--- Start ---

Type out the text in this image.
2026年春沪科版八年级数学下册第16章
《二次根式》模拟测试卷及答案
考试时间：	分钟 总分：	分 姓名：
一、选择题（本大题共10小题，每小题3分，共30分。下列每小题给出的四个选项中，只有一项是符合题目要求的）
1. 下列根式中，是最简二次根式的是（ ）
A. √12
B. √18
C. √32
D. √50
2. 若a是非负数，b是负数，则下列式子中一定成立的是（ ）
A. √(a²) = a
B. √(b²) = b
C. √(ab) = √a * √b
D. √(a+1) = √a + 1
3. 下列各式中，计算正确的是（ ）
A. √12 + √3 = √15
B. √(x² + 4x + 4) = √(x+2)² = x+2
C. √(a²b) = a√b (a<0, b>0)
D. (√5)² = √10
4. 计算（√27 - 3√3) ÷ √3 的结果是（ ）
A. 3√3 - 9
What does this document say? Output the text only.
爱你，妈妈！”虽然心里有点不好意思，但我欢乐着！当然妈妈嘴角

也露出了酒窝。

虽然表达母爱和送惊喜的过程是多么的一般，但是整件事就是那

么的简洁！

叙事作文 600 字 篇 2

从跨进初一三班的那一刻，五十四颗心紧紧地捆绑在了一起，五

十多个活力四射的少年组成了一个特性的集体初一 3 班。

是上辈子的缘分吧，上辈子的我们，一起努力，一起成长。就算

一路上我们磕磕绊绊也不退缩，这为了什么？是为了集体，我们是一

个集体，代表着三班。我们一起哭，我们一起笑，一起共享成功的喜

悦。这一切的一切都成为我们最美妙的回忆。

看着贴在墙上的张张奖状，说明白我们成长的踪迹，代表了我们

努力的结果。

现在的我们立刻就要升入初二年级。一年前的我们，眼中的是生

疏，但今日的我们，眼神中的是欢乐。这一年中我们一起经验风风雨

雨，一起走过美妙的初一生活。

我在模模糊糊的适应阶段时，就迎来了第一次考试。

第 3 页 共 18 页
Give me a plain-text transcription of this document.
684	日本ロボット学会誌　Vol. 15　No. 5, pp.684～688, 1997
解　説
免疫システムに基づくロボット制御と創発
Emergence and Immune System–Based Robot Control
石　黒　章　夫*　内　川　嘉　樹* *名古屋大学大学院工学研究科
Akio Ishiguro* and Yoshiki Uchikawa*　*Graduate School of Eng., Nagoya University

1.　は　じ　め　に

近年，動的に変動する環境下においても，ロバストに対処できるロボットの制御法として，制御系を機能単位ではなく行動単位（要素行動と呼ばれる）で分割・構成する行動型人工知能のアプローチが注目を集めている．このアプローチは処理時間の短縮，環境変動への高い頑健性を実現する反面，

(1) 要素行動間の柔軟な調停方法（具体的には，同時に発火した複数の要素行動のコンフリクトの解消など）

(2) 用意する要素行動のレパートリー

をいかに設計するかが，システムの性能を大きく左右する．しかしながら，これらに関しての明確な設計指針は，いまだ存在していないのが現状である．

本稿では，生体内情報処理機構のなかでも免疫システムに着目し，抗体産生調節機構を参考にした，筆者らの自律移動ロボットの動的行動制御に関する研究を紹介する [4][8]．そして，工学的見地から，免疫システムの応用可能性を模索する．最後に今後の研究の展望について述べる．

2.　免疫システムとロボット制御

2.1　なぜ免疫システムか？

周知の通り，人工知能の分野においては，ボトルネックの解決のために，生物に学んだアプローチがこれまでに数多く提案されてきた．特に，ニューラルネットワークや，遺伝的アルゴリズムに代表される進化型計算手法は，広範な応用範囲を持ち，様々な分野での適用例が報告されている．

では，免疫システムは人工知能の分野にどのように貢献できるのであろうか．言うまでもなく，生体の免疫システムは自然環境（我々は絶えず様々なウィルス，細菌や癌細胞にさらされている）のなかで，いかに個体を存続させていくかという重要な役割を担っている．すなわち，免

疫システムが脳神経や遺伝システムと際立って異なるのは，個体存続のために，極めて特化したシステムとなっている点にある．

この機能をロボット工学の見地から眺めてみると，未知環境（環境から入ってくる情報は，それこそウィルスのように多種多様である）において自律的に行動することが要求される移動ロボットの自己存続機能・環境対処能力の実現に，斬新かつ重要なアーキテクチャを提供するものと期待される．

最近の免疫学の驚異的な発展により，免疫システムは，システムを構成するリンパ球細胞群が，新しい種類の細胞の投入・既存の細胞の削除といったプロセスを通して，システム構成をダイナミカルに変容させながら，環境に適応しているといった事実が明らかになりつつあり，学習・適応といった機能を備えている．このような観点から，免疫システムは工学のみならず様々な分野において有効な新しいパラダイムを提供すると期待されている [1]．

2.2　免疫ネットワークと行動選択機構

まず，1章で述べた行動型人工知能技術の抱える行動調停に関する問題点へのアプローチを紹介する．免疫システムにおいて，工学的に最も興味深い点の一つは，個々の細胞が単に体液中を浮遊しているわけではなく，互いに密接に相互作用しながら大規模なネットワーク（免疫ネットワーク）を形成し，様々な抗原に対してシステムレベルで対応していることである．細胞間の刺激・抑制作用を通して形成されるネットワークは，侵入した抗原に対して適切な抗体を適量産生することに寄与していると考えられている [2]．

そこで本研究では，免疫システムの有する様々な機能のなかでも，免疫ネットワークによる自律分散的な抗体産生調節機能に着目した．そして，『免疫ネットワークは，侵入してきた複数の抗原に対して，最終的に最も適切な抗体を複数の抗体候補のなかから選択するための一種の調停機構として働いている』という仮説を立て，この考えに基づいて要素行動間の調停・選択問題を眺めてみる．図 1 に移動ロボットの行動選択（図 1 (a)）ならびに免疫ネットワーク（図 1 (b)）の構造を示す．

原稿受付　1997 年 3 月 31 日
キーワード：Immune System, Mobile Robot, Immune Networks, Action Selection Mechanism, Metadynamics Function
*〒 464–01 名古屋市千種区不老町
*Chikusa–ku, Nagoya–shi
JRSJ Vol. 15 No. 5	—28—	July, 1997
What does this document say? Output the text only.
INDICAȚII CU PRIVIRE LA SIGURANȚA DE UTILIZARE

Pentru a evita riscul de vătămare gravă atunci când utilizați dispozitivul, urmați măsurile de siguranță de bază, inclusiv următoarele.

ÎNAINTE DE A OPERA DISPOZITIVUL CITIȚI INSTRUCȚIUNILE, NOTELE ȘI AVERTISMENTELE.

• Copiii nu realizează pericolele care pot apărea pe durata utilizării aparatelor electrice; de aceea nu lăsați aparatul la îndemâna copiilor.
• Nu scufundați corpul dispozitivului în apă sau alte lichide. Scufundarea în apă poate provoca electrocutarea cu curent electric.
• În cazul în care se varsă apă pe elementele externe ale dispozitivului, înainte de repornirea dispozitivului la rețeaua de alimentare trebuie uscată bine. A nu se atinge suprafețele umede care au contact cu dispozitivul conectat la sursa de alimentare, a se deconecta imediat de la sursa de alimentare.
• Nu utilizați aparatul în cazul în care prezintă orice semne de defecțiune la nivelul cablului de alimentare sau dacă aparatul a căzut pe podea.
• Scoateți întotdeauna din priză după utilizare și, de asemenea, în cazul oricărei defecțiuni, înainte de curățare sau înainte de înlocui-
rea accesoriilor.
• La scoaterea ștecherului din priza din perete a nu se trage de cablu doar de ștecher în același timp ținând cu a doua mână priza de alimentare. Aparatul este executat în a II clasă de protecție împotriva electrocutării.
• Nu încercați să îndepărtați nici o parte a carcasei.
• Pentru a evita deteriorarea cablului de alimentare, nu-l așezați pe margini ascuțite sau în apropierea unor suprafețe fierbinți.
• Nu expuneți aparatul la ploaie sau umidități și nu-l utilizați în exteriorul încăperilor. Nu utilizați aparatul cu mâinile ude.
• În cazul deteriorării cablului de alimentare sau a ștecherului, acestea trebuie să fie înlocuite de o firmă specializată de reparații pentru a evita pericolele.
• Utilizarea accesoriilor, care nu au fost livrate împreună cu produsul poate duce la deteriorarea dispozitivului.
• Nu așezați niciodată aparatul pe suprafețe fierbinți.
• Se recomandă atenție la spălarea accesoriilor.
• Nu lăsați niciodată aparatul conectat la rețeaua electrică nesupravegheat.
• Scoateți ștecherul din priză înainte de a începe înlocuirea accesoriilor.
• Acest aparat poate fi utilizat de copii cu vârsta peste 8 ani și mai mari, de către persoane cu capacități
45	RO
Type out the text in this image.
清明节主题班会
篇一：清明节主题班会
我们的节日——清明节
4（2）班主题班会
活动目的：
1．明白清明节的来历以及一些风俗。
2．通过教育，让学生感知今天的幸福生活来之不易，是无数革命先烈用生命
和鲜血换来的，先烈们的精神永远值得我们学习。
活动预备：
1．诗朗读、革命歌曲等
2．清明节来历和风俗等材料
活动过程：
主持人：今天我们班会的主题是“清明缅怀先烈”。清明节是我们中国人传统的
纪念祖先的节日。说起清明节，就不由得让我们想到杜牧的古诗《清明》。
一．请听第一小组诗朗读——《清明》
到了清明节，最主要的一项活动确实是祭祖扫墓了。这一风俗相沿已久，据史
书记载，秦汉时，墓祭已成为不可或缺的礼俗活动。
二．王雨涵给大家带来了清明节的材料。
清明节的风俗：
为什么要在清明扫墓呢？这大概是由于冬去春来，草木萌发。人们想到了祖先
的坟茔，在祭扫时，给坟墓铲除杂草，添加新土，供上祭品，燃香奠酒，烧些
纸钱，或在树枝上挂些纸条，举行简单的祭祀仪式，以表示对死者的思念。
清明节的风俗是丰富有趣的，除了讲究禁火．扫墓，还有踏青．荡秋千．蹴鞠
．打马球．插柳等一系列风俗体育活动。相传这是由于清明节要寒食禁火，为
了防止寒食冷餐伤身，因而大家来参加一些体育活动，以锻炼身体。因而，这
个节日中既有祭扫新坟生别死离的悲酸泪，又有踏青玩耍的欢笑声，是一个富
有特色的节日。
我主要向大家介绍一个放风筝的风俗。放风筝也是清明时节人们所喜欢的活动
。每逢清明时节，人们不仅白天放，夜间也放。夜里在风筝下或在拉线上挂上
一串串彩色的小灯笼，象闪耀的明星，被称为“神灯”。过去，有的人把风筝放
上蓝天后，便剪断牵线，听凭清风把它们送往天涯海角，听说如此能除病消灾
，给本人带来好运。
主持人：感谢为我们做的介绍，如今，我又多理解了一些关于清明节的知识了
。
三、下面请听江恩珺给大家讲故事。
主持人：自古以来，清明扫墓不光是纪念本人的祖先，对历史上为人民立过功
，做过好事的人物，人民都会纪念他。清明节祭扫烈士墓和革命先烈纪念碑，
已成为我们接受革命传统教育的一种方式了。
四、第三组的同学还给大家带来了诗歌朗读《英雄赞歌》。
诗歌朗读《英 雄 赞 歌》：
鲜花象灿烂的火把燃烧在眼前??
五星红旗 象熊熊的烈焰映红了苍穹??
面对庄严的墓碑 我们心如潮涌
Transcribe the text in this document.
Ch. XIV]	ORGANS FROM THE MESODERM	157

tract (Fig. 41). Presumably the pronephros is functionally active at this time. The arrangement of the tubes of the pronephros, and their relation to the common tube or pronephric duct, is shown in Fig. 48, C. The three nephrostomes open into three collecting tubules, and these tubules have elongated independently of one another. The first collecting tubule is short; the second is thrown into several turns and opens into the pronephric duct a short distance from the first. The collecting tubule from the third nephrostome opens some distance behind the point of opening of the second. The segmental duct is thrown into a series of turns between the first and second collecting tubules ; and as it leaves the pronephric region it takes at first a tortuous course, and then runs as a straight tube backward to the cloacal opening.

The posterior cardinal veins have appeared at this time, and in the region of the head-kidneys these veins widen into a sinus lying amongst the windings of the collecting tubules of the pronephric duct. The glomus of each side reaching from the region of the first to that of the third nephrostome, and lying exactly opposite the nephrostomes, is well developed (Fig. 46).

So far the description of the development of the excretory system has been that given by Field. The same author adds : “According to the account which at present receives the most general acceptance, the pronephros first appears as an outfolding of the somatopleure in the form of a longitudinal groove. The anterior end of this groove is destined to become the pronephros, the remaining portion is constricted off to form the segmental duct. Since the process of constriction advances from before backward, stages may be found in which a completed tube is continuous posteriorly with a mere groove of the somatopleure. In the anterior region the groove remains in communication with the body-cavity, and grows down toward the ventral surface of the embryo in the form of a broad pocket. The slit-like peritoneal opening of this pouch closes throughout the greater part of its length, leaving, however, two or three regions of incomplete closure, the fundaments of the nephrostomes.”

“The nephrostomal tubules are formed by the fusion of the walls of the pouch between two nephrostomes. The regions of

--- End ---

Exercise directions:
Copy out all lines where the word "priză" appears.

Finished task:
• Scoateți întotdeauna din priză după utilizare și, de asemenea, în cazul oricărei defecțiuni, înainte de curățare sau înainte de înlocui-
• Scoateți ștecherul din priză înainte de a începe înlocuirea accesoriilor.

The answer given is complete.